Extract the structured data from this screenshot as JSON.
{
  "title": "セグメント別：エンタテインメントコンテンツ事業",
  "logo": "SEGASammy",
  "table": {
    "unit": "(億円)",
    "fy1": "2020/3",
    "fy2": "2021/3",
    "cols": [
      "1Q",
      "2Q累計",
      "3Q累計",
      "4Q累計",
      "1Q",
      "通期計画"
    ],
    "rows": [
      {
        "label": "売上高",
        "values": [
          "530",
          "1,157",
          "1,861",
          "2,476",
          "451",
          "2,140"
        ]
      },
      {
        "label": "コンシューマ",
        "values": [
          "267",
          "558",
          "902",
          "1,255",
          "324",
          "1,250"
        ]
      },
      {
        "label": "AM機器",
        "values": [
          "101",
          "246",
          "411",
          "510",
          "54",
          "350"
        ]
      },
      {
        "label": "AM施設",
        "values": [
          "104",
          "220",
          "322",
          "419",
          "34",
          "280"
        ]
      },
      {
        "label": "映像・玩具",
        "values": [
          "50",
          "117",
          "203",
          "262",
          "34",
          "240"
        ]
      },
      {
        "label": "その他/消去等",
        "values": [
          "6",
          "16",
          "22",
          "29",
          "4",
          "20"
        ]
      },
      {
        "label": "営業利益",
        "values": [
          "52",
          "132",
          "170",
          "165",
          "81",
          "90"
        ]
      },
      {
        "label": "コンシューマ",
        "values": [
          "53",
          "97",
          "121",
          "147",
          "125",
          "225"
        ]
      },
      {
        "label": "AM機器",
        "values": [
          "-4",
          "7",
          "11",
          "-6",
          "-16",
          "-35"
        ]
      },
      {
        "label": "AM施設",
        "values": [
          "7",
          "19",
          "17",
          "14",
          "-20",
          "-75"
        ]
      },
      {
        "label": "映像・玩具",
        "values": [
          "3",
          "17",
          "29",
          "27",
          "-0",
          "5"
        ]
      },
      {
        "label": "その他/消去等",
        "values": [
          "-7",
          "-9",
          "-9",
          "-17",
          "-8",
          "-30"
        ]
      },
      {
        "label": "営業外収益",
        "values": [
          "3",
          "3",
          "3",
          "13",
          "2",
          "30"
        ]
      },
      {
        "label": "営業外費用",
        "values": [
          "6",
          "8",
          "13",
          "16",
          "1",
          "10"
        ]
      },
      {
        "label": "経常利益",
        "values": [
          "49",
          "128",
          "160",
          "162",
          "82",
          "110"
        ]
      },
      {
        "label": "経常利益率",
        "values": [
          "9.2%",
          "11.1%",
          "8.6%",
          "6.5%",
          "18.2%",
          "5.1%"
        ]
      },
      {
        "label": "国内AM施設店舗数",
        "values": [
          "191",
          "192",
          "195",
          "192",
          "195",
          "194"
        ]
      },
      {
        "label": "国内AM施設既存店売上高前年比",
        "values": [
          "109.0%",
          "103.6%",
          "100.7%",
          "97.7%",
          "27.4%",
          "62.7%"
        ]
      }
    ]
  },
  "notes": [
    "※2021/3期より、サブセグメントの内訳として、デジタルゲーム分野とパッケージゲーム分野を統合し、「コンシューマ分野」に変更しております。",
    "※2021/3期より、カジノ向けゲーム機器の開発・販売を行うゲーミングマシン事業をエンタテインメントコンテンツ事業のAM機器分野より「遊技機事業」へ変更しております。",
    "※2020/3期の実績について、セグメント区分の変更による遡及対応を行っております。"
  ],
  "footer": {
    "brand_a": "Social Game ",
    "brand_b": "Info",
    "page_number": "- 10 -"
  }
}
-.-.-
* **WORK TO BE COMPLETED**
Set out the complete listing exactly as shown.

* **WORKED SOLUTION**
Extract the structured data from this screenshot as JSON.
{
  "title": "セグメント別：エンタテインメントコンテンツ事業",
  "logo": "SEGASammy",
  "table": {
    "unit": "(億円)",
    "fy1": "2020/3",
    "fy2": "2021/3",
    "cols": [
      "1Q",
      "2Q累計",
      "3Q累計",
      "4Q累計",
      "1Q",
      "通期計画"
    ],
    "rows": [
      {
        "label": "売上高",
        "values": [
          "530",
          "1,157",
          "1,861",
          "2,476",
          "451",
          "2,140"
        ]
      },
      {
        "label": "コンシューマ",
        "values": [
          "267",
          "558",
          "902",
          "1,255",
          "324",
          "1,250"
        ]
      },
      {
        "label": "AM機器",
        "values": [
          "101",
          "246",
          "411",
          "510",
          "54",
          "350"
        ]
      },
      {
        "label": "AM施設",
        "values": [
          "104",
          "220",
          "322",
          "419",
          "34",
          "280"
        ]
      },
      {
        "label": "映像・玩具",
        "values": [
          "50",
          "117",
          "203",
          "262",
          "34",
          "240"
        ]
      },
      {
        "label": "その他/消去等",
        "values": [
          "6",
          "16",
          "22",
          "29",
          "4",
          "20"
        ]
      },
      {
        "label": "営業利益",
        "values": [
          "52",
          "132",
          "170",
          "165",
          "81",
          "90"
        ]
      },
      {
        "label": "コンシューマ",
        "values": [
          "53",
          "97",
          "121",
          "147",
          "125",
          "225"
        ]
      },
      {
        "label": "AM機器",
        "values": [
          "-4",
          "7",
          "11",
          "-6",
          "-16",
          "-35"
        ]
      },
      {
        "label": "AM施設",
        "values": [
          "7",
          "19",
          "17",
          "14",
          "-20",
          "-75"
        ]
      },
      {
        "label": "映像・玩具",
        "values": [
          "3",
          "17",
          "29",
          "27",
          "-0",
          "5"
        ]
      },
      {
        "label": "その他/消去等",
        "values": [
          "-7",
          "-9",
          "-9",
          "-17",
          "-8",
          "-30"
        ]
      },
      {
        "label": "営業外収益",
        "values": [
          "3",
          "3",
          "3",
          "13",
          "2",
          "30"
        ]
      },
      {
        "label": "営業外費用",
        "values": [
          "6",
          "8",
          "13",
          "16",
          "1",
          "10"
        ]
      },
      {
        "label": "経常利益",
        "values": [
          "49",
          "128",
          "160",
          "162",
          "82",
          "110"
        ]
      },
      {
        "label": "経常利益率",
        "values": [
          "9.2%",
          "11.1%",
          "8.6%",
          "6.5%",
          "18.2%",
          "5.1%"
        ]
      },
      {
        "label": "国内AM施設店舗数",
        "values": [
          "191",
          "192",
          "195",
          "192",
          "195",
          "194"
        ]
      },
      {
        "label": "国内AM施設既存店売上高前年比",
        "values": [
          "109.0%",
          "103.6%",
          "100.7%",
          "97.7%",
          "27.4%",
          "62.7%"
        ]
      }
    ]
  },
  "notes": [
    "※2021/3期より、サブセグメントの内訳として、デジタルゲーム分野とパッケージゲーム分野を統合し、「コンシューマ分野」に変更しております。",
    "※2021/3期より、カジノ向けゲーム機器の開発・販売を行うゲーミングマシン事業をエンタテインメントコンテンツ事業のAM機器分野より「遊技機事業」へ変更しております。",
    "※2020/3期の実績について、セグメント区分の変更による遡及対応を行っております。"
  ],
  "footer": {
    "brand_a": "Social Game ",
    "brand_b": "Info",
    "page_number": "- 10 -"
  }
}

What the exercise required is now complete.